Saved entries
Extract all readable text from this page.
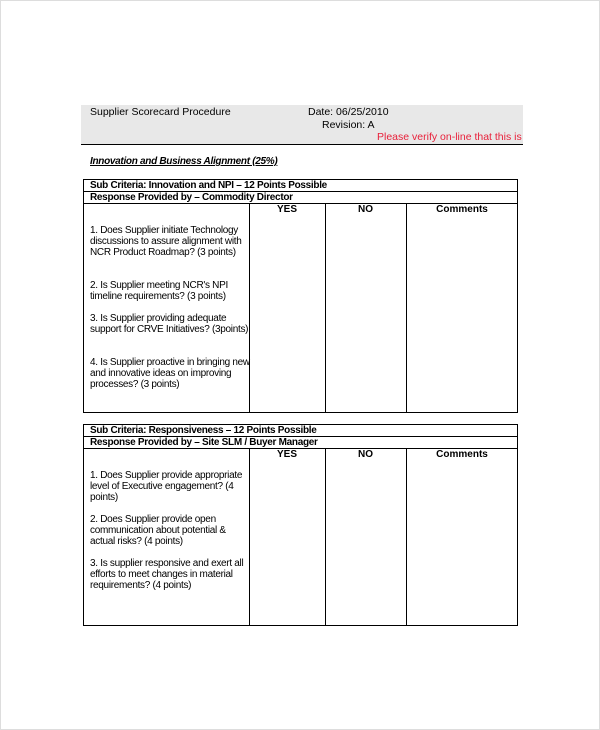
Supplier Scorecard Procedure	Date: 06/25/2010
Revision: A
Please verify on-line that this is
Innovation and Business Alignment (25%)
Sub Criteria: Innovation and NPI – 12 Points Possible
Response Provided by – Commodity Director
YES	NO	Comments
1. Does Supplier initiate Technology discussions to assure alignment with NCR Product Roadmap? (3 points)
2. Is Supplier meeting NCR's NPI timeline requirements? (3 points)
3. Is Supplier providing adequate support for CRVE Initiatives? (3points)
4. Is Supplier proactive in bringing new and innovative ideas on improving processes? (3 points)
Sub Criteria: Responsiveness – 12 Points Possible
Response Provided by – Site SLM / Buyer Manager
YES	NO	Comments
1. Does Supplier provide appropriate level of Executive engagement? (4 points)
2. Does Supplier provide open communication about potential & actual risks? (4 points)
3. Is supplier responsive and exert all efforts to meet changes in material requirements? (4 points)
...
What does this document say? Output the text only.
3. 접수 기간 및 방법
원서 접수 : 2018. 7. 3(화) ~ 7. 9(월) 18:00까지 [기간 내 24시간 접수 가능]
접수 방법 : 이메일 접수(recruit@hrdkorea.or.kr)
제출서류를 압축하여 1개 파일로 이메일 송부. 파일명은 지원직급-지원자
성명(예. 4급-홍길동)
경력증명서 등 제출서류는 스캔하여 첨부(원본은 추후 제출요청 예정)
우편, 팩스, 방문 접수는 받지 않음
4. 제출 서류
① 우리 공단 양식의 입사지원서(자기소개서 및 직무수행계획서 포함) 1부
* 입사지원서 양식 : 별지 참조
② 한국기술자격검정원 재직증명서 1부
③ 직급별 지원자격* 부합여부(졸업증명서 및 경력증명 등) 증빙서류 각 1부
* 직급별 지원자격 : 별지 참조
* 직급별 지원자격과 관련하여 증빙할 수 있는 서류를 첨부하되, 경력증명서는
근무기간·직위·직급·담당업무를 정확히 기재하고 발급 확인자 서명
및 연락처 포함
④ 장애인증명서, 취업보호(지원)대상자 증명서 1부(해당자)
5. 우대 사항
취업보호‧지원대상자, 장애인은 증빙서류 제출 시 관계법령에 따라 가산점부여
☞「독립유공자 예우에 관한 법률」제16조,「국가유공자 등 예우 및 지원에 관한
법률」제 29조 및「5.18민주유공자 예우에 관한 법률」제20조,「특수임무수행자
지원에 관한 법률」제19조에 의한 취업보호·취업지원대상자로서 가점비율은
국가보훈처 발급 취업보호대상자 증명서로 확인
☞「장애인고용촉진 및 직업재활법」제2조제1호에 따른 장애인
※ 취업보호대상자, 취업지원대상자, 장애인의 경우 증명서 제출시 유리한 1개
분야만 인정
...
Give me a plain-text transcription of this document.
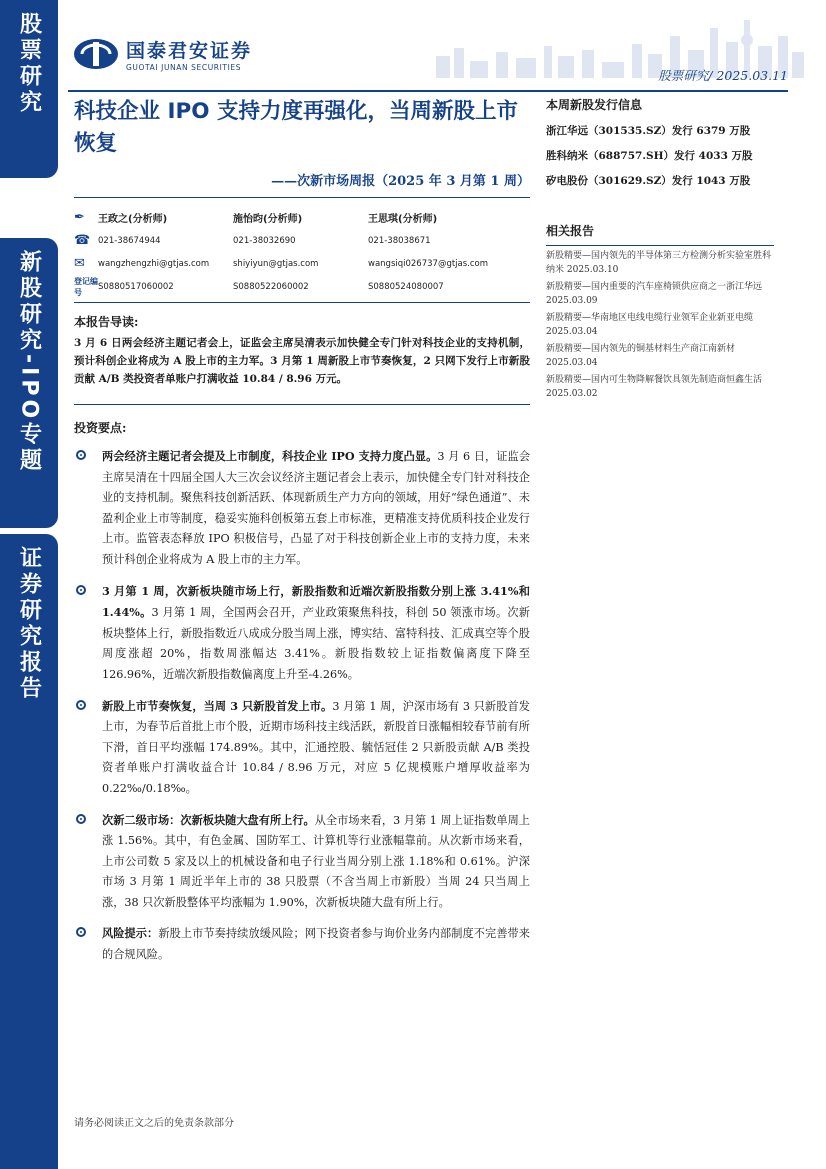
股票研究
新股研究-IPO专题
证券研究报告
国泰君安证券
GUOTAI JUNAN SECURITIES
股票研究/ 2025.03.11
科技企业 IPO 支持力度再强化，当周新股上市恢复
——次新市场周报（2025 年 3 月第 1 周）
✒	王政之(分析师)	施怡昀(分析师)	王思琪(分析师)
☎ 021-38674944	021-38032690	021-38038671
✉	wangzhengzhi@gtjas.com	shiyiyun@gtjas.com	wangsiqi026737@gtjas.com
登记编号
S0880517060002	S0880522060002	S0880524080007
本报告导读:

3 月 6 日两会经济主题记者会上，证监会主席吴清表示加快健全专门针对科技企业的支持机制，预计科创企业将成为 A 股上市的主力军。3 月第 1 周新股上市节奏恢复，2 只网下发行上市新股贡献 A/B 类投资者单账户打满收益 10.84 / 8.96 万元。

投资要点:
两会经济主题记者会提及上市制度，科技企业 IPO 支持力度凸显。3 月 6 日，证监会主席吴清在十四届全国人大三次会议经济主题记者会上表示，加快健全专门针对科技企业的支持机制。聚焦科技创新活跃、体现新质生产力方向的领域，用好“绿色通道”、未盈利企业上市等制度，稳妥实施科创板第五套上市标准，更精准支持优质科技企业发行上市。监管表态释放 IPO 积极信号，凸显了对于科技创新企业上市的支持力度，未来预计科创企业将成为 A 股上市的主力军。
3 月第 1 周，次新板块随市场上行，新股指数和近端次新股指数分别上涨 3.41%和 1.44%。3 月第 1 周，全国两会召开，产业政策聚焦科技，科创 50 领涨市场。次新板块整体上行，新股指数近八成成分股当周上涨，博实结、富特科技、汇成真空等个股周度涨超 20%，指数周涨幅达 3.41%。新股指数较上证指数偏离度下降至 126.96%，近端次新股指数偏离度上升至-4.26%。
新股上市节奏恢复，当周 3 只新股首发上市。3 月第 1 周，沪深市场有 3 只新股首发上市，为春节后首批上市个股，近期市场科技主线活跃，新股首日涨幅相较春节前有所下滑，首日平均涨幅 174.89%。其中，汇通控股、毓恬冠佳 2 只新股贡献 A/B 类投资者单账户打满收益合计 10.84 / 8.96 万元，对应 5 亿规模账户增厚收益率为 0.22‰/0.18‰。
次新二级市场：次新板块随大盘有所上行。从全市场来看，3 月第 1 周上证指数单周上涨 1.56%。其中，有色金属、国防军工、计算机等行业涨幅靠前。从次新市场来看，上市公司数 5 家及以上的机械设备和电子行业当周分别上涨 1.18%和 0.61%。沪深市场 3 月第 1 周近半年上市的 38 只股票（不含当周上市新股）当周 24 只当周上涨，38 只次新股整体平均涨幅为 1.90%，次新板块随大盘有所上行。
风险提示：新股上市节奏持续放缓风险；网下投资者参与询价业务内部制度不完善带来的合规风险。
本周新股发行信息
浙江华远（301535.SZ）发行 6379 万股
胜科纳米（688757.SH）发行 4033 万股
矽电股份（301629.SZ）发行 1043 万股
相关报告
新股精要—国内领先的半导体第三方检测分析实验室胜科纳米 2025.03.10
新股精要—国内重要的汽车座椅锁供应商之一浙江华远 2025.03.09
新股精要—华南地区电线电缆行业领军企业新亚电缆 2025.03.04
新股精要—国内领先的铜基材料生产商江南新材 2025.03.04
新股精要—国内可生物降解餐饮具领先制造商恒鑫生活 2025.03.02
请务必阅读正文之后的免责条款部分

→ **STATED TASK**
Filter the records for lines holding the string "Innovation". Copy each one.

→ **WORKED ANSWER**
Innovation and Business Alignment (25%)
Sub Criteria: Innovation and NPI – 12 Points Possible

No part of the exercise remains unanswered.